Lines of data
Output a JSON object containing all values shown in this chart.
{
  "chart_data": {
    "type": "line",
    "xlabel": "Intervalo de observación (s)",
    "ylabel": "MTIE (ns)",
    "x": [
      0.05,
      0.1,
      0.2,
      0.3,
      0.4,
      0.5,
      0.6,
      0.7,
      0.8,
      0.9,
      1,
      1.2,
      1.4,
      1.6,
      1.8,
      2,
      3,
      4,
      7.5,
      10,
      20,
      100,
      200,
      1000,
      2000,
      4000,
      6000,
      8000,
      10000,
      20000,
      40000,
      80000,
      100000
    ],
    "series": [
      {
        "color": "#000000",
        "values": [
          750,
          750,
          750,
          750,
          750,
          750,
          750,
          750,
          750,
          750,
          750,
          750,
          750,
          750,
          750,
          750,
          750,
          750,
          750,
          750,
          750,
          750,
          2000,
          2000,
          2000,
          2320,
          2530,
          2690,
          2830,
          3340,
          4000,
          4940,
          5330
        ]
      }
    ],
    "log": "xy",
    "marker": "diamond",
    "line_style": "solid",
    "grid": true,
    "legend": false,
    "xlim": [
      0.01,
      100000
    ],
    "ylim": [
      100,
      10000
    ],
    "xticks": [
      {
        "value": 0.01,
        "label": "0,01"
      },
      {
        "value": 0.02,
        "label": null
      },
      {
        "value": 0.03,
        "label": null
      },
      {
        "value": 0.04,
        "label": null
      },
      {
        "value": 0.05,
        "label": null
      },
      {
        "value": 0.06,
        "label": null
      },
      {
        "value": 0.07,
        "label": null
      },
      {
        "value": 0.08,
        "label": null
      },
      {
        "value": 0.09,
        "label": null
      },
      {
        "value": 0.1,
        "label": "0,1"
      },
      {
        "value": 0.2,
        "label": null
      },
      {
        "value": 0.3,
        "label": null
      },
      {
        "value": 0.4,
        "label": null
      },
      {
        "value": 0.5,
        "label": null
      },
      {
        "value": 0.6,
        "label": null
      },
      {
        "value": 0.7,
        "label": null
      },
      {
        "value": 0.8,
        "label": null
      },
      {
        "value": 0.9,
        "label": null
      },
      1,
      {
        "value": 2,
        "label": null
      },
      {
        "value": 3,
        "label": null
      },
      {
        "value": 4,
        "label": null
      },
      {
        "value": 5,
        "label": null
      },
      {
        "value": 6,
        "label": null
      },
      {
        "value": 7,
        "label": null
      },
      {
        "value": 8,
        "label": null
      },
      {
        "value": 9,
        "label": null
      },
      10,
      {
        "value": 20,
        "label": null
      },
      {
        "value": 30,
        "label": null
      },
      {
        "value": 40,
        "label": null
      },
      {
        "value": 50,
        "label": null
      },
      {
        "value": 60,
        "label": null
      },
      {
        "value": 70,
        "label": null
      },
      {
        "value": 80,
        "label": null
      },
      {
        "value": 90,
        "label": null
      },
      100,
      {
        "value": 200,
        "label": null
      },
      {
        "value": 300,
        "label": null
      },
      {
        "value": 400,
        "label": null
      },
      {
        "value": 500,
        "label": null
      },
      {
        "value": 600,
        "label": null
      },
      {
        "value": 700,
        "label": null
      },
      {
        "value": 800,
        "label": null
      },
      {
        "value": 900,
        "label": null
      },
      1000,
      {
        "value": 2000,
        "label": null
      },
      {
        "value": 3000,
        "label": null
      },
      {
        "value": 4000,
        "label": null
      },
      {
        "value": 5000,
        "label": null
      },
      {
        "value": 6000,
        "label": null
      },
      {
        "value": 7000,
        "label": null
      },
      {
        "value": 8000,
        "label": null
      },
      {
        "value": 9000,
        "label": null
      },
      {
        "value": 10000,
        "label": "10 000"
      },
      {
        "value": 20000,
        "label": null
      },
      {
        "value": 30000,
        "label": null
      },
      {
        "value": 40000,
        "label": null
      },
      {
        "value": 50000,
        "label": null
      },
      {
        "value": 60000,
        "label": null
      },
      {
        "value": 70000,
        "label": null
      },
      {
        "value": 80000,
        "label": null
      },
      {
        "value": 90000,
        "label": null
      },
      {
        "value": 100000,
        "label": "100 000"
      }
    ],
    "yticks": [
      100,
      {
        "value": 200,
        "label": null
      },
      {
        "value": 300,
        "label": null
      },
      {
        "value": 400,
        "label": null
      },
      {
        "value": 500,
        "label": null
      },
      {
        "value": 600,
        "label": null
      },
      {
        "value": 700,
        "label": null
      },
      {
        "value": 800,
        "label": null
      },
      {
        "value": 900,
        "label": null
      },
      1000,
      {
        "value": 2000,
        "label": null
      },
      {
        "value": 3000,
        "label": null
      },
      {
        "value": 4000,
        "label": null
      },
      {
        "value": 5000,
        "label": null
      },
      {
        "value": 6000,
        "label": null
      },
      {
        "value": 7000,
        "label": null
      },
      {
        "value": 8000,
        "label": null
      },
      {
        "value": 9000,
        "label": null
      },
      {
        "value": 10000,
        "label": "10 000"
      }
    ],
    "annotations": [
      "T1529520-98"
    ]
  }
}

[YOUR OBJECTIVE] Exactly reproduce all of the entries above.

[EXERCISE RESPONSE]
Output a JSON object containing all values shown in this chart.
{
  "chart_data": {
    "type": "line",
    "xlabel": "Intervalo de observación (s)",
    "ylabel": "MTIE (ns)",
    "x": [
      0.05,
      0.1,
      0.2,
      0.3,
      0.4,
      0.5,
      0.6,
      0.7,
      0.8,
      0.9,
      1,
      1.2,
      1.4,
      1.6,
      1.8,
      2,
      3,
      4,
      7.5,
      10,
      20,
      100,
      200,
      1000,
      2000,
      4000,
      6000,
      8000,
      10000,
      20000,
      40000,
      80000,
      100000
    ],
    "series": [
      {
        "color": "#000000",
        "values": [
          750,
          750,
          750,
          750,
          750,
          750,
          750,
          750,
          750,
          750,
          750,
          750,
          750,
          750,
          750,
          750,
          750,
          750,
          750,
          750,
          750,
          750,
          2000,
          2000,
          2000,
          2320,
          2530,
          2690,
          2830,
          3340,
          4000,
          4940,
          5330
        ]
      }
    ],
    "log": "xy",
    "marker": "diamond",
    "line_style": "solid",
    "grid": true,
    "legend": false,
    "xlim": [
      0.01,
      100000
    ],
    "ylim": [
      100,
      10000
    ],
    "xticks": [
      {
        "value": 0.01,
        "label": "0,01"
      },
      {
        "value": 0.02,
        "label": null
      },
      {
        "value": 0.03,
        "label": null
      },
      {
        "value": 0.04,
        "label": null
      },
      {
        "value": 0.05,
        "label": null
      },
      {
        "value": 0.06,
        "label": null
      },
      {
        "value": 0.07,
        "label": null
      },
      {
        "value": 0.08,
        "label": null
      },
      {
        "value": 0.09,
        "label": null
      },
      {
        "value": 0.1,
        "label": "0,1"
      },
      {
        "value": 0.2,
        "label": null
      },
      {
        "value": 0.3,
        "label": null
      },
      {
        "value": 0.4,
        "label": null
      },
      {
        "value": 0.5,
        "label": null
      },
      {
        "value": 0.6,
        "label": null
      },
      {
        "value": 0.7,
        "label": null
      },
      {
        "value": 0.8,
        "label": null
      },
      {
        "value": 0.9,
        "label": null
      },
      1,
      {
        "value": 2,
        "label": null
      },
      {
        "value": 3,
        "label": null
      },
      {
        "value": 4,
        "label": null
      },
      {
        "value": 5,
        "label": null
      },
      {
        "value": 6,
        "label": null
      },
      {
        "value": 7,
        "label": null
      },
      {
        "value": 8,
        "label": null
      },
      {
        "value": 9,
        "label": null
      },
      10,
      {
        "value": 20,
        "label": null
      },
      {
        "value": 30,
        "label": null
      },
      {
        "value": 40,
        "label": null
      },
      {
        "value": 50,
        "label": null
      },
      {
        "value": 60,
        "label": null
      },
      {
        "value": 70,
        "label": null
      },
      {
        "value": 80,
        "label": null
      },
      {
        "value": 90,
        "label": null
      },
      100,
      {
        "value": 200,
        "label": null
      },
      {
        "value": 300,
        "label": null
      },
      {
        "value": 400,
        "label": null
      },
      {
        "value": 500,
        "label": null
      },
      {
        "value": 600,
        "label": null
      },
      {
        "value": 700,
        "label": null
      },
      {
        "value": 800,
        "label": null
      },
      {
        "value": 900,
        "label": null
      },
      1000,
      {
        "value": 2000,
        "label": null
      },
      {
        "value": 3000,
        "label": null
      },
      {
        "value": 4000,
        "label": null
      },
      {
        "value": 5000,
        "label": null
      },
      {
        "value": 6000,
        "label": null
      },
      {
        "value": 7000,
        "label": null
      },
      {
        "value": 8000,
        "label": null
      },
      {
        "value": 9000,
        "label": null
      },
      {
        "value": 10000,
        "label": "10 000"
      },
      {
        "value": 20000,
        "label": null
      },
      {
        "value": 30000,
        "label": null
      },
      {
        "value": 40000,
        "label": null
      },
      {
        "value": 50000,
        "label": null
      },
      {
        "value": 60000,
        "label": null
      },
      {
        "value": 70000,
        "label": null
      },
      {
        "value": 80000,
        "label": null
      },
      {
        "value": 90000,
        "label": null
      },
      {
        "value": 100000,
        "label": "100 000"
      }
    ],
    "yticks": [
      100,
      {
        "value": 200,
        "label": null
      },
      {
        "value": 300,
        "label": null
      },
      {
        "value": 400,
        "label": null
      },
      {
        "value": 500,
        "label": null
      },
      {
        "value": 600,
        "label": null
      },
      {
        "value": 700,
        "label": null
      },
      {
        "value": 800,
        "label": null
      },
      {
        "value": 900,
        "label": null
      },
      1000,
      {
        "value": 2000,
        "label": null
      },
      {
        "value": 3000,
        "label": null
      },
      {
        "value": 4000,
        "label": null
      },
      {
        "value": 5000,
        "label": null
      },
      {
        "value": 6000,
        "label": null
      },
      {
        "value": 7000,
        "label": null
      },
      {
        "value": 8000,
        "label": null
      },
      {
        "value": 9000,
        "label": null
      },
      {
        "value": 10000,
        "label": "10 000"
      }
    ],
    "annotations": [
      "T1529520-98"
    ]
  }
}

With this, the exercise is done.